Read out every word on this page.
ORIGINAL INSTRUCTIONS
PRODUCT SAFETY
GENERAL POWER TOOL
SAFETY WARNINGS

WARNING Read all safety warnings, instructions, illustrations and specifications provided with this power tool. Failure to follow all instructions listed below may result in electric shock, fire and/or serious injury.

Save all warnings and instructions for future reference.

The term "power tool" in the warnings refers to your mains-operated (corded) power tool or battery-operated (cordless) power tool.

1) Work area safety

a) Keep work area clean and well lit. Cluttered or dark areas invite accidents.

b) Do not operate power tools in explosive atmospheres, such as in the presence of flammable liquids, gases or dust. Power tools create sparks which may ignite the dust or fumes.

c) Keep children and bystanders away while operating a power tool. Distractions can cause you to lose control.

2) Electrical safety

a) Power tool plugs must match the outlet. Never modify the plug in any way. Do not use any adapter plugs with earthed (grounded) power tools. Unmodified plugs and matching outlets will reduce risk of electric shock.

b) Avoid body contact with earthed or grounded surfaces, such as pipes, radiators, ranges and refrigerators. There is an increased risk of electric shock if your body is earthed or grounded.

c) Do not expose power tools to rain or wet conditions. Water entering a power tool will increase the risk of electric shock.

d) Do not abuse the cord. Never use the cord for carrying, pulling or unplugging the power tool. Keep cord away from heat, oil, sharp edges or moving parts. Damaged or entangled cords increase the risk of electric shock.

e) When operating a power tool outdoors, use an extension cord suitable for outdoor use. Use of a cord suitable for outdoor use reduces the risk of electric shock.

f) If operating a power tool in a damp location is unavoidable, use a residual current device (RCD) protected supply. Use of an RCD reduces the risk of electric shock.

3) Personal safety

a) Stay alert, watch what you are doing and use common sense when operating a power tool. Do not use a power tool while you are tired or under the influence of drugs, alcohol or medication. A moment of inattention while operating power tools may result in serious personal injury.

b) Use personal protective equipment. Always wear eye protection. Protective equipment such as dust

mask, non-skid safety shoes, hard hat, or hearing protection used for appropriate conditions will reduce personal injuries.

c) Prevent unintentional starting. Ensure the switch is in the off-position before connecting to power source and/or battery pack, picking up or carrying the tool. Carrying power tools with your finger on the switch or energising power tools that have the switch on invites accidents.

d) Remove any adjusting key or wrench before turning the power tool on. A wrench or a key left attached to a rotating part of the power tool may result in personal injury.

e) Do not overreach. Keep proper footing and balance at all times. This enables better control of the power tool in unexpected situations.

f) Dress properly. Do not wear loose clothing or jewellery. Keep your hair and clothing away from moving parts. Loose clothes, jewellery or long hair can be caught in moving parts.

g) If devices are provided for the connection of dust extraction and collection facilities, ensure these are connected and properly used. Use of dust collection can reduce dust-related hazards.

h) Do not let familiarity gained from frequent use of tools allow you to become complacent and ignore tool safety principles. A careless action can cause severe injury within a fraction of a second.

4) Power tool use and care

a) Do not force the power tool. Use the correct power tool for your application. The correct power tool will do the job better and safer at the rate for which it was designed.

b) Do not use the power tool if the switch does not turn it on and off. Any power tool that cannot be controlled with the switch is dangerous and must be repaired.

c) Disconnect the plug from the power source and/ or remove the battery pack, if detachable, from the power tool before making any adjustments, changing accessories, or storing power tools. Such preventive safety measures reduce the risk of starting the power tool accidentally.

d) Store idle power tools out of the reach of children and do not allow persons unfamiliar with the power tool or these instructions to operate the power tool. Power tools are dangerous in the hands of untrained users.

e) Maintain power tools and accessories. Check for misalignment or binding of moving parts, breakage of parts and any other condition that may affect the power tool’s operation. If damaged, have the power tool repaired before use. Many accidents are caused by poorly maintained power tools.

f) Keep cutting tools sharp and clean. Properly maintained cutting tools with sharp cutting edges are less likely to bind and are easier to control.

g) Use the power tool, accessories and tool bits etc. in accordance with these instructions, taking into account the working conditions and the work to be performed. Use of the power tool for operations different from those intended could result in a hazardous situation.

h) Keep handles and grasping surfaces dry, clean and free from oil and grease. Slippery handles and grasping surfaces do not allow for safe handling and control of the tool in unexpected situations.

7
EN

- - - - -

» **Task description**: Which lines contain "better"? Copy each of them.

» **Expected answer**:
e) Do not overreach. Keep proper footing and balance at all times. This enables better control of the power tool in unexpected situations.
a) Do not force the power tool. Use the correct power tool for your application. The correct power tool will do the job better and safer at the rate for which it was designed.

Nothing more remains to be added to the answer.